- [INSTRUCTIONS FOR THE TASK]: Restate, word for word, all of the material shown below.

- [RECORDS FOR THIS EXERCISE]:
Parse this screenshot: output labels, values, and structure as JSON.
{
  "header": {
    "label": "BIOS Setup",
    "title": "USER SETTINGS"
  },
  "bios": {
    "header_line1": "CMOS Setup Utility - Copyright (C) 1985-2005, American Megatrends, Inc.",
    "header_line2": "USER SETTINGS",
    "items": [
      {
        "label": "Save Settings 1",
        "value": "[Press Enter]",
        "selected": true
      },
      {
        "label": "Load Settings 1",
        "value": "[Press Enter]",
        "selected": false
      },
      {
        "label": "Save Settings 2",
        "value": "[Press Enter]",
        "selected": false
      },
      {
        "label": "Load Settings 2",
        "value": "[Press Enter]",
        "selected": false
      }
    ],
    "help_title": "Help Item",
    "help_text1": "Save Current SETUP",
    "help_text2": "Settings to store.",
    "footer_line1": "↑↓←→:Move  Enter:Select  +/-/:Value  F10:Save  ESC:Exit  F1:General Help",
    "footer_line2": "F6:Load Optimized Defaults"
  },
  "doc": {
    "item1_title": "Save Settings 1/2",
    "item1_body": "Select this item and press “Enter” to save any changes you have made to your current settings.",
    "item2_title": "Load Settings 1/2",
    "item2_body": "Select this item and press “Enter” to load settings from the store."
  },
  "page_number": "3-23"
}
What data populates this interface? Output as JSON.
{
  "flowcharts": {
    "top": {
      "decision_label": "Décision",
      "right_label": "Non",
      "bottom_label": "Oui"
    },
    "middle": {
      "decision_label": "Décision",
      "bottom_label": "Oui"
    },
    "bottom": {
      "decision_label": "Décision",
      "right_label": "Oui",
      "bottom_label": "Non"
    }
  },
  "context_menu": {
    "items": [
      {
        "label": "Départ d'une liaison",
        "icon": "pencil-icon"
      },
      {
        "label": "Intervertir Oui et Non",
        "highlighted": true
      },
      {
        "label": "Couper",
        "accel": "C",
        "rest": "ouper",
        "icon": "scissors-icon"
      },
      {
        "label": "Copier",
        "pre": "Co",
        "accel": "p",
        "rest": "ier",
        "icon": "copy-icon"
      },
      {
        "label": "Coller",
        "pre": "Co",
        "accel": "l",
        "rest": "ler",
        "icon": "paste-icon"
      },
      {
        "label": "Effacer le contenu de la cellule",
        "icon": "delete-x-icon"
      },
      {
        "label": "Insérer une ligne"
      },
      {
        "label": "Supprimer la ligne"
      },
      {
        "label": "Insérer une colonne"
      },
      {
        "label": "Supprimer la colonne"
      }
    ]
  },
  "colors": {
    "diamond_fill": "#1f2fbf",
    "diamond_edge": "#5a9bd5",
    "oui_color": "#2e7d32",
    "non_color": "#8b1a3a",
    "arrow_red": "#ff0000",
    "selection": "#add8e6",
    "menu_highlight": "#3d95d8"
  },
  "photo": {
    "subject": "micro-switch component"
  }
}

- [FINAL ANSWER]:
Parse this screenshot: output labels, values, and structure as JSON.
{
  "header": {
    "label": "BIOS Setup",
    "title": "USER SETTINGS"
  },
  "bios": {
    "header_line1": "CMOS Setup Utility - Copyright (C) 1985-2005, American Megatrends, Inc.",
    "header_line2": "USER SETTINGS",
    "items": [
      {
        "label": "Save Settings 1",
        "value": "[Press Enter]",
        "selected": true
      },
      {
        "label": "Load Settings 1",
        "value": "[Press Enter]",
        "selected": false
      },
      {
        "label": "Save Settings 2",
        "value": "[Press Enter]",
        "selected": false
      },
      {
        "label": "Load Settings 2",
        "value": "[Press Enter]",
        "selected": false
      }
    ],
    "help_title": "Help Item",
    "help_text1": "Save Current SETUP",
    "help_text2": "Settings to store.",
    "footer_line1": "↑↓←→:Move  Enter:Select  +/-/:Value  F10:Save  ESC:Exit  F1:General Help",
    "footer_line2": "F6:Load Optimized Defaults"
  },
  "doc": {
    "item1_title": "Save Settings 1/2",
    "item1_body": "Select this item and press “Enter” to save any changes you have made to your current settings.",
    "item2_title": "Load Settings 1/2",
    "item2_body": "Select this item and press “Enter” to load settings from the store."
  },
  "page_number": "3-23"
}
What data populates this interface? Output as JSON.
{
  "flowcharts": {
    "top": {
      "decision_label": "Décision",
      "right_label": "Non",
      "bottom_label": "Oui"
    },
    "middle": {
      "decision_label": "Décision",
      "bottom_label": "Oui"
    },
    "bottom": {
      "decision_label": "Décision",
      "right_label": "Oui",
      "bottom_label": "Non"
    }
  },
  "context_menu": {
    "items": [
      {
        "label": "Départ d'une liaison",
        "icon": "pencil-icon"
      },
      {
        "label": "Intervertir Oui et Non",
        "highlighted": true
      },
      {
        "label": "Couper",
        "accel": "C",
        "rest": "ouper",
        "icon": "scissors-icon"
      },
      {
        "label": "Copier",
        "pre": "Co",
        "accel": "p",
        "rest": "ier",
        "icon": "copy-icon"
      },
      {
        "label": "Coller",
        "pre": "Co",
        "accel": "l",
        "rest": "ler",
        "icon": "paste-icon"
      },
      {
        "label": "Effacer le contenu de la cellule",
        "icon": "delete-x-icon"
      },
      {
        "label": "Insérer une ligne"
      },
      {
        "label": "Supprimer la ligne"
      },
      {
        "label": "Insérer une colonne"
      },
      {
        "label": "Supprimer la colonne"
      }
    ]
  },
  "colors": {
    "diamond_fill": "#1f2fbf",
    "diamond_edge": "#5a9bd5",
    "oui_color": "#2e7d32",
    "non_color": "#8b1a3a",
    "arrow_red": "#ff0000",
    "selection": "#add8e6",
    "menu_highlight": "#3d95d8"
  },
  "photo": {
    "subject": "micro-switch component"
  }
}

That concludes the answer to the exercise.